What is needed
Go through the lines below. Copy those with "Arrangements".

------------------------------------------------------------------------

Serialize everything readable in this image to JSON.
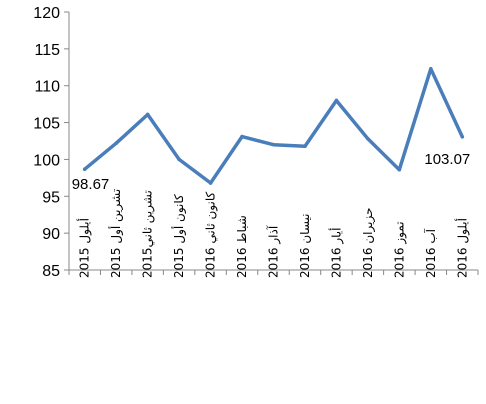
{
  "chart_data": {
    "type": "line",
    "categories": [
      "أيلول 2015",
      "تشرين أول 2015",
      "تشرين ثاني2015",
      "كانون أول 2015",
      "كانون ثاني 2016",
      "شباط 2016",
      "آذار 2016",
      "نيسان 2016",
      "أيار 2016",
      "حزيران 2016",
      "تموز 2016",
      "آب 2016",
      "أيلول 2016"
    ],
    "series": [
      {
        "values": [
          98.67,
          102.2,
          106.1,
          100.0,
          96.8,
          103.1,
          102.0,
          101.8,
          108.0,
          102.8,
          98.6,
          112.3,
          103.07
        ],
        "color": "#4a7ebb"
      }
    ],
    "data_labels": [
      {
        "index": 0,
        "text": "98.67"
      },
      {
        "index": 12,
        "text": "103.07"
      }
    ],
    "yticks": [
      "85",
      "90",
      "95",
      "100",
      "105",
      "110",
      "115",
      "120"
    ],
    "ylim": [
      85,
      120
    ],
    "grid": false,
    "legend": "none",
    "axis_color": "#888888"
  }
}
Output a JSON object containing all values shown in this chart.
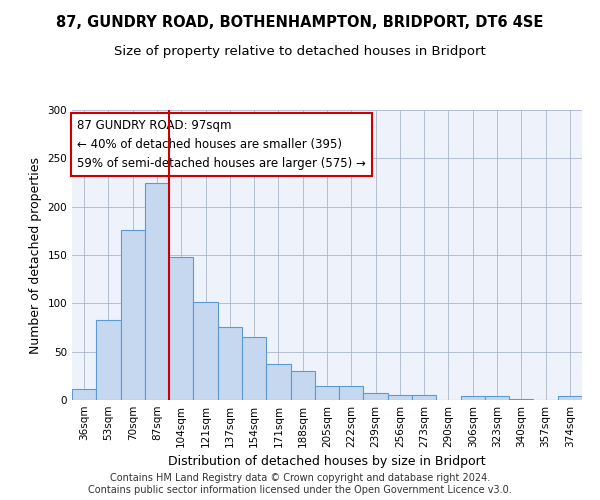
{
  "title1": "87, GUNDRY ROAD, BOTHENHAMPTON, BRIDPORT, DT6 4SE",
  "title2": "Size of property relative to detached houses in Bridport",
  "xlabel": "Distribution of detached houses by size in Bridport",
  "ylabel": "Number of detached properties",
  "categories": [
    "36sqm",
    "53sqm",
    "70sqm",
    "87sqm",
    "104sqm",
    "121sqm",
    "137sqm",
    "154sqm",
    "171sqm",
    "188sqm",
    "205sqm",
    "222sqm",
    "239sqm",
    "256sqm",
    "273sqm",
    "290sqm",
    "306sqm",
    "323sqm",
    "340sqm",
    "357sqm",
    "374sqm"
  ],
  "values": [
    11,
    83,
    176,
    224,
    148,
    101,
    76,
    65,
    37,
    30,
    15,
    15,
    7,
    5,
    5,
    0,
    4,
    4,
    1,
    0,
    4
  ],
  "bar_color": "#c5d8f0",
  "bar_edge_color": "#5b9bd5",
  "vline_x": 3.5,
  "vline_color": "#cc0000",
  "annotation_line1": "87 GUNDRY ROAD: 97sqm",
  "annotation_line2": "← 40% of detached houses are smaller (395)",
  "annotation_line3": "59% of semi-detached houses are larger (575) →",
  "annotation_box_facecolor": "#ffffff",
  "annotation_box_edgecolor": "#cc0000",
  "ylim": [
    0,
    300
  ],
  "yticks": [
    0,
    50,
    100,
    150,
    200,
    250,
    300
  ],
  "grid_color": "#aab8cc",
  "plot_bg_color": "#eef2fb",
  "title1_fontsize": 10.5,
  "title2_fontsize": 9.5,
  "xlabel_fontsize": 9,
  "ylabel_fontsize": 9,
  "tick_fontsize": 7.5,
  "annotation_fontsize": 8.5,
  "footer_fontsize": 7,
  "footer_line1": "Contains HM Land Registry data © Crown copyright and database right 2024.",
  "footer_line2": "Contains public sector information licensed under the Open Government Licence v3.0."
}
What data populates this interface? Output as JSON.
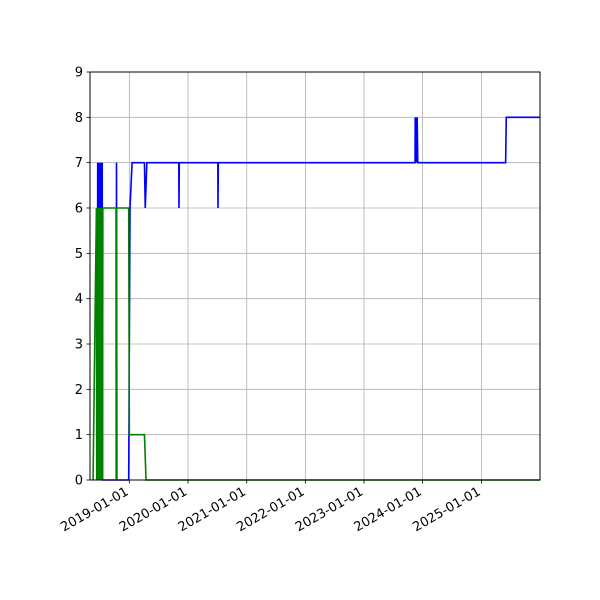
{
  "chart_data": {
    "type": "line",
    "title": "",
    "xlabel": "",
    "ylabel": "",
    "xlim": [
      "2018-05-01",
      "2026-01-01"
    ],
    "ylim": [
      0,
      9
    ],
    "grid": true,
    "x_ticks": [
      "2019-01-01",
      "2020-01-01",
      "2021-01-01",
      "2022-01-01",
      "2023-01-01",
      "2024-01-01",
      "2025-01-01"
    ],
    "y_ticks": [
      "0",
      "1",
      "2",
      "3",
      "4",
      "5",
      "6",
      "7",
      "8",
      "9"
    ],
    "series": [
      {
        "color": "#0000ff",
        "points": [
          [
            "2018-06-15",
            0
          ],
          [
            "2018-06-18",
            7
          ],
          [
            "2018-06-20",
            0
          ],
          [
            "2018-06-22",
            7
          ],
          [
            "2018-06-24",
            0
          ],
          [
            "2018-06-26",
            7
          ],
          [
            "2018-06-28",
            0
          ],
          [
            "2018-06-30",
            7
          ],
          [
            "2018-07-02",
            0
          ],
          [
            "2018-07-04",
            7
          ],
          [
            "2018-07-06",
            0
          ],
          [
            "2018-07-08",
            7
          ],
          [
            "2018-07-10",
            0
          ],
          [
            "2018-07-12",
            7
          ],
          [
            "2018-07-14",
            0
          ],
          [
            "2018-07-16",
            7
          ],
          [
            "2018-07-18",
            0
          ],
          [
            "2018-10-12",
            0
          ],
          [
            "2018-10-13",
            7
          ],
          [
            "2018-10-15",
            0
          ],
          [
            "2018-12-28",
            0
          ],
          [
            "2019-01-05",
            6
          ],
          [
            "2019-01-18",
            7
          ],
          [
            "2019-04-05",
            7
          ],
          [
            "2019-04-10",
            6
          ],
          [
            "2019-04-20",
            7
          ],
          [
            "2019-11-05",
            7
          ],
          [
            "2019-11-06",
            6
          ],
          [
            "2019-11-08",
            7
          ],
          [
            "2020-07-05",
            7
          ],
          [
            "2020-07-06",
            6
          ],
          [
            "2020-07-08",
            7
          ],
          [
            "2023-11-15",
            7
          ],
          [
            "2023-11-16",
            8
          ],
          [
            "2023-11-20",
            7
          ],
          [
            "2023-11-22",
            8
          ],
          [
            "2023-11-26",
            7
          ],
          [
            "2023-11-28",
            8
          ],
          [
            "2023-12-02",
            7
          ],
          [
            "2025-06-01",
            7
          ],
          [
            "2025-06-05",
            8
          ],
          [
            "2026-01-01",
            8
          ]
        ]
      },
      {
        "color": "#008000",
        "points": [
          [
            "2018-05-20",
            0
          ],
          [
            "2018-06-10",
            6
          ],
          [
            "2018-06-12",
            0
          ],
          [
            "2018-06-14",
            6
          ],
          [
            "2018-06-16",
            0
          ],
          [
            "2018-06-18",
            6
          ],
          [
            "2018-06-20",
            0
          ],
          [
            "2018-06-22",
            6
          ],
          [
            "2018-06-24",
            0
          ],
          [
            "2018-06-26",
            6
          ],
          [
            "2018-06-28",
            0
          ],
          [
            "2018-06-30",
            6
          ],
          [
            "2018-07-02",
            0
          ],
          [
            "2018-07-04",
            6
          ],
          [
            "2018-07-06",
            0
          ],
          [
            "2018-07-08",
            6
          ],
          [
            "2018-07-10",
            0
          ],
          [
            "2018-07-12",
            6
          ],
          [
            "2018-07-14",
            0
          ],
          [
            "2018-07-16",
            6
          ],
          [
            "2018-07-18",
            0
          ],
          [
            "2018-07-20",
            6
          ],
          [
            "2018-07-22",
            6
          ],
          [
            "2018-10-10",
            6
          ],
          [
            "2018-10-11",
            0
          ],
          [
            "2018-10-13",
            6
          ],
          [
            "2018-12-28",
            6
          ],
          [
            "2019-01-01",
            1
          ],
          [
            "2019-04-05",
            1
          ],
          [
            "2019-04-15",
            0
          ],
          [
            "2026-01-01",
            0
          ]
        ]
      }
    ]
  }
}
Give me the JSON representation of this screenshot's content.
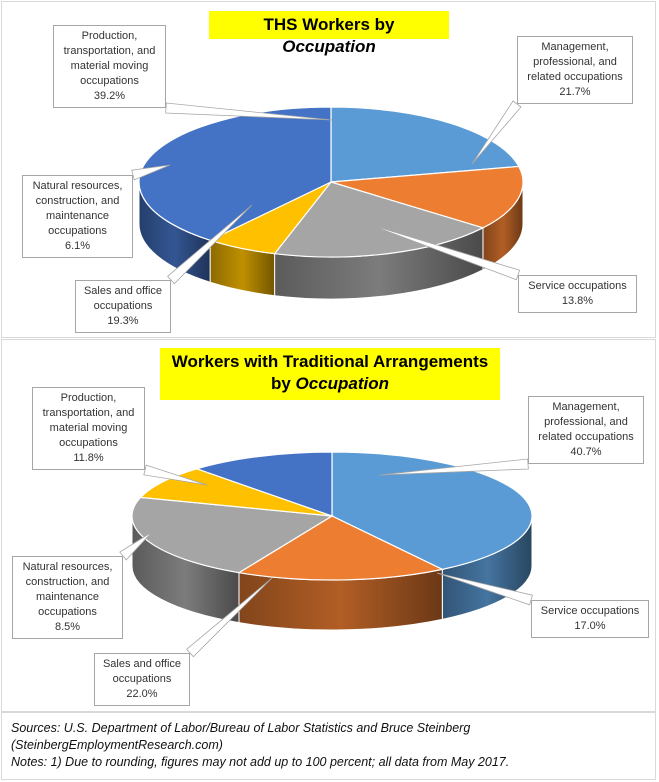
{
  "chart_data": [
    {
      "type": "pie",
      "title": "THS Workers by Occupation",
      "title_plain": "THS Workers by ",
      "title_italic": "Occupation",
      "categories": [
        "Management, professional, and related occupations",
        "Service occupations",
        "Sales and office occupations",
        "Natural resources, construction, and maintenance occupations",
        "Production, transportation, and material moving occupations"
      ],
      "values": [
        21.7,
        13.8,
        19.3,
        6.1,
        39.2
      ],
      "colors": [
        "#5b9bd5",
        "#ed7d31",
        "#a5a5a5",
        "#ffc000",
        "#4472c4"
      ],
      "labels": [
        {
          "lines": [
            "Management,",
            "professional, and",
            "related occupations",
            "21.7%"
          ]
        },
        {
          "lines": [
            "Service occupations",
            "13.8%"
          ]
        },
        {
          "lines": [
            "Sales and office",
            "occupations",
            "19.3%"
          ]
        },
        {
          "lines": [
            "Natural resources,",
            "construction, and",
            "maintenance",
            "occupations",
            "6.1%"
          ]
        },
        {
          "lines": [
            "Production,",
            "transportation, and",
            "material moving",
            "occupations",
            "39.2%"
          ]
        }
      ]
    },
    {
      "type": "pie",
      "title": "Workers with Traditional Arrangements by Occupation",
      "title_line1": "Workers with Traditional Arrangements",
      "title_plain": "by ",
      "title_italic": "Occupation",
      "categories": [
        "Management, professional, and related occupations",
        "Service occupations",
        "Sales and office occupations",
        "Natural resources, construction, and maintenance occupations",
        "Production, transportation, and material moving occupations"
      ],
      "values": [
        40.7,
        17.0,
        22.0,
        8.5,
        11.8
      ],
      "colors": [
        "#5b9bd5",
        "#ed7d31",
        "#a5a5a5",
        "#ffc000",
        "#4472c4"
      ],
      "labels": [
        {
          "lines": [
            "Management,",
            "professional, and",
            "related occupations",
            "40.7%"
          ]
        },
        {
          "lines": [
            "Service occupations",
            "17.0%"
          ]
        },
        {
          "lines": [
            "Sales and office",
            "occupations",
            "22.0%"
          ]
        },
        {
          "lines": [
            "Natural resources,",
            "construction, and",
            "maintenance",
            "occupations",
            "8.5%"
          ]
        },
        {
          "lines": [
            "Production,",
            "transportation, and",
            "material moving",
            "occupations",
            "11.8%"
          ]
        }
      ]
    }
  ],
  "footer": {
    "sources": "Sources: U.S. Department of Labor/Bureau of Labor Statistics and Bruce Steinberg",
    "website": "(SteinbergEmploymentResearch.com)",
    "notes": "Notes: 1) Due to rounding, figures may not add up to 100 percent; all data from May 2017."
  }
}
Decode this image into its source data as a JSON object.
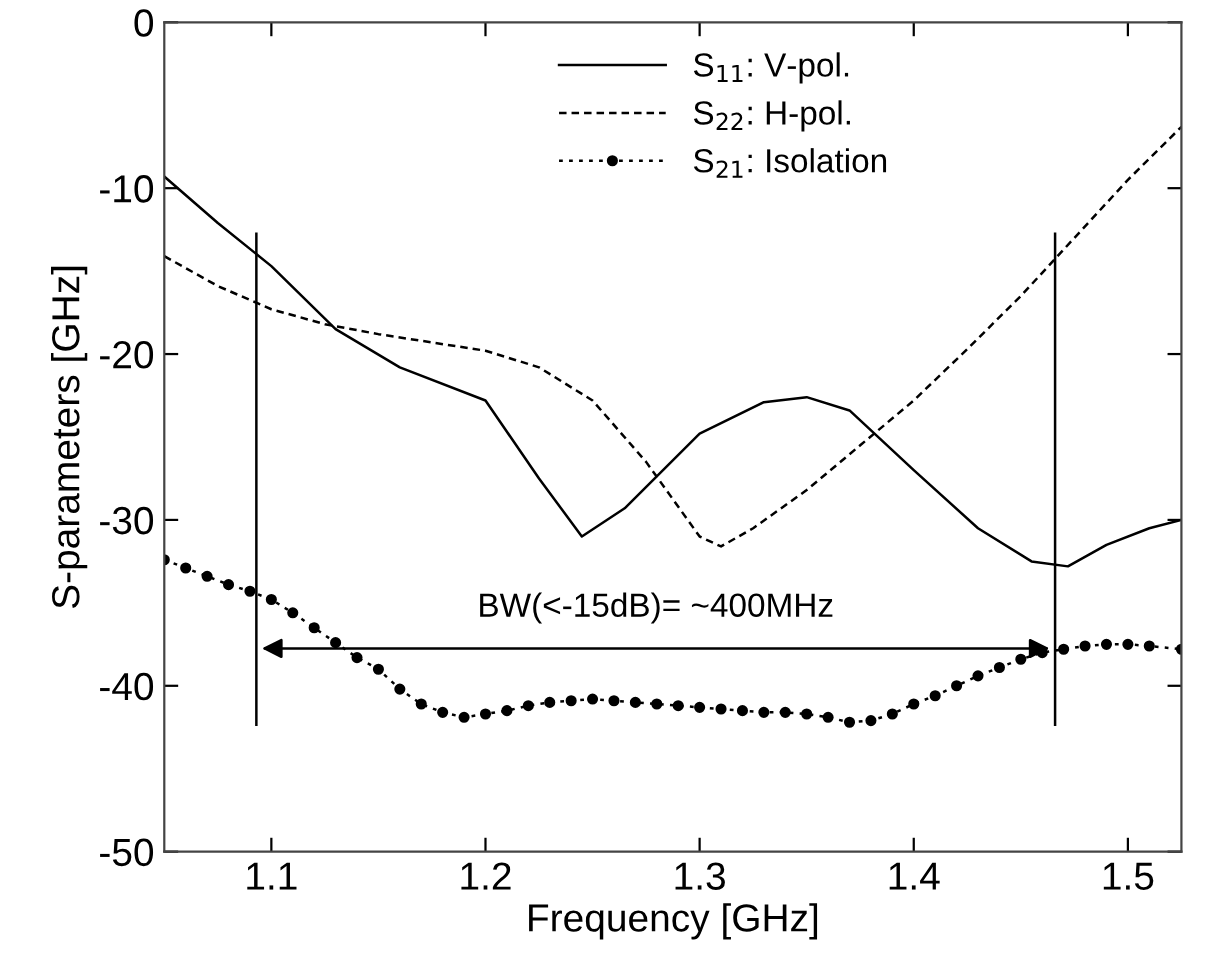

------------------------------------------------------------------------

Result of this task
      "title": "Workers with Traditional Arrangements by Occupation",
      "title_line1": "Workers with Traditional Arrangements",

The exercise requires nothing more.